── Record list ──

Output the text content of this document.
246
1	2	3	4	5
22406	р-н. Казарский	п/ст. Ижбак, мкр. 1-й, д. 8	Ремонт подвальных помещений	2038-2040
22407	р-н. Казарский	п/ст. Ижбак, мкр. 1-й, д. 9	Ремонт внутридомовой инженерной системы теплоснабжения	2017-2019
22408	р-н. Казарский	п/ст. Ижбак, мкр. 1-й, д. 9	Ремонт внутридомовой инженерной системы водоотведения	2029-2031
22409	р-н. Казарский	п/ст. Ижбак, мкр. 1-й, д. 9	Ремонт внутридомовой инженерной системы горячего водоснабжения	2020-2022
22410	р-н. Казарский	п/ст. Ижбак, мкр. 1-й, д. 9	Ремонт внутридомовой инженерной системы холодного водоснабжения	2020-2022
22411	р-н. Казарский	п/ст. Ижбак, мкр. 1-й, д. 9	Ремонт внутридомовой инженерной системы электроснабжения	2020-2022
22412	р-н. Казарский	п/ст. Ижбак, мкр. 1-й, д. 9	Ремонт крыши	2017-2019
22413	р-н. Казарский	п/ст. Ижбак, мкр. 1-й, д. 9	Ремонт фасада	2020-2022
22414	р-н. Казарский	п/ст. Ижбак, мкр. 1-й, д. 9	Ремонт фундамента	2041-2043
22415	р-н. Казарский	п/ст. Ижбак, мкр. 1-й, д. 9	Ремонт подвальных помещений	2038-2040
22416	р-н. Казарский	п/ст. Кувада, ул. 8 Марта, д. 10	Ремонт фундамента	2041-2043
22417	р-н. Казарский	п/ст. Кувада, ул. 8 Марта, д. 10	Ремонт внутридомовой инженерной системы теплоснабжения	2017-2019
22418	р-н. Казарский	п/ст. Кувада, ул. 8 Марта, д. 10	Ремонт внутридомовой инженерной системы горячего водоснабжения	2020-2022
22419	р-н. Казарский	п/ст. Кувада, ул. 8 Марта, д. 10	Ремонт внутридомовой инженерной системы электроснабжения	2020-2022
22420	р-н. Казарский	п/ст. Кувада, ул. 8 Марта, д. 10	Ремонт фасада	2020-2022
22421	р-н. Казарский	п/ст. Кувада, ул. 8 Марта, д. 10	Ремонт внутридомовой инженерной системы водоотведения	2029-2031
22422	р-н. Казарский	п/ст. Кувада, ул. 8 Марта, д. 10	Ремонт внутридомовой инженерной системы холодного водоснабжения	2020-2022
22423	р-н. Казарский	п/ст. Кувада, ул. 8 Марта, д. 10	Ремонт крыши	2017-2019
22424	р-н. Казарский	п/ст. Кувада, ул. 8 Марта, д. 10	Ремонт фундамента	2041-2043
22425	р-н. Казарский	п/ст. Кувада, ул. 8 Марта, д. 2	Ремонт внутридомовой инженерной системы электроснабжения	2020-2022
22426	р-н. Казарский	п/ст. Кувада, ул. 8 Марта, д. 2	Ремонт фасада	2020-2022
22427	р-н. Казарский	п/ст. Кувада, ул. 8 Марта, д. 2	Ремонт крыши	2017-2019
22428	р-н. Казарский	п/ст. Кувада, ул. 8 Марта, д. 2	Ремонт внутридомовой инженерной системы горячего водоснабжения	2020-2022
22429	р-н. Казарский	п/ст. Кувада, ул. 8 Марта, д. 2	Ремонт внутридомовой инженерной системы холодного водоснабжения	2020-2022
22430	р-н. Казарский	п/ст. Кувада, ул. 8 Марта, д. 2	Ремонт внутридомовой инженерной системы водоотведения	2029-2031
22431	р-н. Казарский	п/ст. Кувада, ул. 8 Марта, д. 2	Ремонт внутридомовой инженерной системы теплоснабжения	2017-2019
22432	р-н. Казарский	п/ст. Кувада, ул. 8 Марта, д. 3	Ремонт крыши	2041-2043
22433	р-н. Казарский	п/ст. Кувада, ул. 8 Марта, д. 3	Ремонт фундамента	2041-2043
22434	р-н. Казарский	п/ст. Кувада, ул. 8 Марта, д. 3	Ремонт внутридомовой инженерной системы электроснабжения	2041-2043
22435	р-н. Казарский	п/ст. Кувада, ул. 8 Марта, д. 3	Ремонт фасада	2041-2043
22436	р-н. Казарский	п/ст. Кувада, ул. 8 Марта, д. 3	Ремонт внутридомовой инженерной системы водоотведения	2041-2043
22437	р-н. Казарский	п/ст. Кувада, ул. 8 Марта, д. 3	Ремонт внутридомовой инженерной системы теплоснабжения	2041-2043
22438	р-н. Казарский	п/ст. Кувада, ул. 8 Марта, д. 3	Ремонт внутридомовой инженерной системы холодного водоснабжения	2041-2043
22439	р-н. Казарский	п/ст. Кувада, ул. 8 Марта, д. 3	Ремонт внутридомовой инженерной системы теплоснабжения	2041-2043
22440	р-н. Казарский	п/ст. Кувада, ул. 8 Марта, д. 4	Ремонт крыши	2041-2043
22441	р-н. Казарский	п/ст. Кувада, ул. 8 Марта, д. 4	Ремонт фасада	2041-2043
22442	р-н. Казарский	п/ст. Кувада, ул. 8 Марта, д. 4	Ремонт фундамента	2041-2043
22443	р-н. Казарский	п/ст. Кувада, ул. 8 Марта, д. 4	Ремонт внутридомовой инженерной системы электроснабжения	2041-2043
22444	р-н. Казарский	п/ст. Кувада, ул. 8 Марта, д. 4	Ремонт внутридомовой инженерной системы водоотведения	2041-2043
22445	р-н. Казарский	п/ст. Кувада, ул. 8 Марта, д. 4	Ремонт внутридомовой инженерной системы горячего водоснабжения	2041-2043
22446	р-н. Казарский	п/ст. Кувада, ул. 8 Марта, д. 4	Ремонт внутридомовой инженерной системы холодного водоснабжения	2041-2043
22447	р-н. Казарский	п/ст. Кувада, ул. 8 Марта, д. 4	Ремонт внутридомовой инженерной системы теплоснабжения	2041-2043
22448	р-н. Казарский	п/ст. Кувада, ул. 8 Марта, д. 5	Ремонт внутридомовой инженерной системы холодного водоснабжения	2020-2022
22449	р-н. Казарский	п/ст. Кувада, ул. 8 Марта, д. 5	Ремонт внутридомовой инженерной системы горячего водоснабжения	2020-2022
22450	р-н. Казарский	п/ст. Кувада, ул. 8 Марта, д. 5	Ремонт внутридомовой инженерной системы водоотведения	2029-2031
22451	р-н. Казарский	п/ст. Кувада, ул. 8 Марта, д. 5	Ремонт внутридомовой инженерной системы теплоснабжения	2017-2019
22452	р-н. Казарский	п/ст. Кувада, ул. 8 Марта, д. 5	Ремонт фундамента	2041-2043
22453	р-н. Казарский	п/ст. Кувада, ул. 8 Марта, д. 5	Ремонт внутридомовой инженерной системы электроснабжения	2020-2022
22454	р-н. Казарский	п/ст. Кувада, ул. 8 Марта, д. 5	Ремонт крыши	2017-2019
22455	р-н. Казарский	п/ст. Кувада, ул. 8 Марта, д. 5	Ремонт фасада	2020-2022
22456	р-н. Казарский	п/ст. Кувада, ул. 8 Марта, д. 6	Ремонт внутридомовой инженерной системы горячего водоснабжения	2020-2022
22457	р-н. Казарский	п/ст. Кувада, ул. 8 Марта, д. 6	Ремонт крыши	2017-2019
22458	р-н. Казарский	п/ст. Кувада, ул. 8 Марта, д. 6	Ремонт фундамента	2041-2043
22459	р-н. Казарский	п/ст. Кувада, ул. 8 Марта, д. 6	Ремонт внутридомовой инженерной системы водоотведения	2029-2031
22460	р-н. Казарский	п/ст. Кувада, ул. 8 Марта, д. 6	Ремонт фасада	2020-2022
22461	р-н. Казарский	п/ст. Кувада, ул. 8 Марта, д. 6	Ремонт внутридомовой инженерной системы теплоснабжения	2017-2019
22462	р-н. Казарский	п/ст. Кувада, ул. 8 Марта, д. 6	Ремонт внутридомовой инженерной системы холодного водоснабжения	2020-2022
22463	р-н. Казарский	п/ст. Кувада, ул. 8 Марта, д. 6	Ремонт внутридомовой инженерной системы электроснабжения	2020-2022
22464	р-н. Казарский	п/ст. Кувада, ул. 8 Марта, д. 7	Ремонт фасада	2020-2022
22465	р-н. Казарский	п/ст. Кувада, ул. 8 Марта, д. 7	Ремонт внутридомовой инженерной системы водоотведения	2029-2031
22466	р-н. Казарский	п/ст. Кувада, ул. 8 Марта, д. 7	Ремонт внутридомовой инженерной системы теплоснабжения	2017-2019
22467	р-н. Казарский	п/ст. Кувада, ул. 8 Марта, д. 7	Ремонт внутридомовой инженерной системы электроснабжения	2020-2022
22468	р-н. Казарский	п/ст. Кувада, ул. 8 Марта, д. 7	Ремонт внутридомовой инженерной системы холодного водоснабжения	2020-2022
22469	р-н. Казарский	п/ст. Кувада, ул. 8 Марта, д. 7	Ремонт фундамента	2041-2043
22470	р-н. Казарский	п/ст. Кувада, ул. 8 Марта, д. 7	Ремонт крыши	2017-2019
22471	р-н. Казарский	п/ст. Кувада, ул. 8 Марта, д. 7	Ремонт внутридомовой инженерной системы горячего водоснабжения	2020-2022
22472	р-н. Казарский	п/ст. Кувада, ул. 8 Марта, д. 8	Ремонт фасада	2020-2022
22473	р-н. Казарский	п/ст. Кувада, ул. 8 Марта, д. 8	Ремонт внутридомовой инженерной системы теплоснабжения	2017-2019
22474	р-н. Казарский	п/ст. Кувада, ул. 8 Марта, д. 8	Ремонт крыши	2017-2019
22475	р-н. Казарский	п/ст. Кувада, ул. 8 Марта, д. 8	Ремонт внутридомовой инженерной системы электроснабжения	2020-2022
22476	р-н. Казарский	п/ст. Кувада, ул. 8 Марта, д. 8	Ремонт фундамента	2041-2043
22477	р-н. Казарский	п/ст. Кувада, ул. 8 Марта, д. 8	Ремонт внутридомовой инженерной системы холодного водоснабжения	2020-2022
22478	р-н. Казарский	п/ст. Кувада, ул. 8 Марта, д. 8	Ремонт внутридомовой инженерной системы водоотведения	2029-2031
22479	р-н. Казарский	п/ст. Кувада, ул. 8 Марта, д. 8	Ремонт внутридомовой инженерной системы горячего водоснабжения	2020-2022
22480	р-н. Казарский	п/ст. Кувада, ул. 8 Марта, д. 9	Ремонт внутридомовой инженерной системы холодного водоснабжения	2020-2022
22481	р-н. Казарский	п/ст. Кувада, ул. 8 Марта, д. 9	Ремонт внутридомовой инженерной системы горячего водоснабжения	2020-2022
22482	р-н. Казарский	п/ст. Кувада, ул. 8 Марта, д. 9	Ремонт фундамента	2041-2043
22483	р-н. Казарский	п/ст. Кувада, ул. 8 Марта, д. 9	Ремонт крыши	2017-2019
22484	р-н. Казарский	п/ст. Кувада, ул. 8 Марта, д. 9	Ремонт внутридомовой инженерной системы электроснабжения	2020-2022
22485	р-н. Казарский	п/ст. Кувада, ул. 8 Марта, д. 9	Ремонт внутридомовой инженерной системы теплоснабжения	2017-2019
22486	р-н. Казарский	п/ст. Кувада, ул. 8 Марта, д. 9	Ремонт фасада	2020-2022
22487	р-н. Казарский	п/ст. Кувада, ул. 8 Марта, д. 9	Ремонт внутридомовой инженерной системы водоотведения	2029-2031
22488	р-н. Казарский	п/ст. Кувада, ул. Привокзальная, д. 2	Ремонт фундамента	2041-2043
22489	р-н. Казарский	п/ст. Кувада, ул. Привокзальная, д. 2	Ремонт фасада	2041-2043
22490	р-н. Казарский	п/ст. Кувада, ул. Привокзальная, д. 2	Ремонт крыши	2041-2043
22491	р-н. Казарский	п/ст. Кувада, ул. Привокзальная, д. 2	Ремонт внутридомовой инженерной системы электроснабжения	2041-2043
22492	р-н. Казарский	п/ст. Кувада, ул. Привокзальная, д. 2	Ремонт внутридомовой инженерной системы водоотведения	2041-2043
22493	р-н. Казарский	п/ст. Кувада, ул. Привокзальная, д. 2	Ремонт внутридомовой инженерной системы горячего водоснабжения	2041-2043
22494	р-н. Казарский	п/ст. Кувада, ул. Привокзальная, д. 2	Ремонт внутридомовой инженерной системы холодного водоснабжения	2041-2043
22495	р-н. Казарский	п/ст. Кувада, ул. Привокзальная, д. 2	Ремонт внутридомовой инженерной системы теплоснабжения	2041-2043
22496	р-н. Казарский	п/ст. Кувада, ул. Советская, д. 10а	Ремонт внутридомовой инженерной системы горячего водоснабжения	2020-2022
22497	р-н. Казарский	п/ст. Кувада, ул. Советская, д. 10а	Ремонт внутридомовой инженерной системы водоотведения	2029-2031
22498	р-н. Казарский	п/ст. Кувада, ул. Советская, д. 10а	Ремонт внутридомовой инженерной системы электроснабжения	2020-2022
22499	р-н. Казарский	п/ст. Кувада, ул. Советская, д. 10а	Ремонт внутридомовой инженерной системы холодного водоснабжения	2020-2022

───

Problem details. Give only the number of lines in the records that include the word "фундамента".

Output for this exercise. 11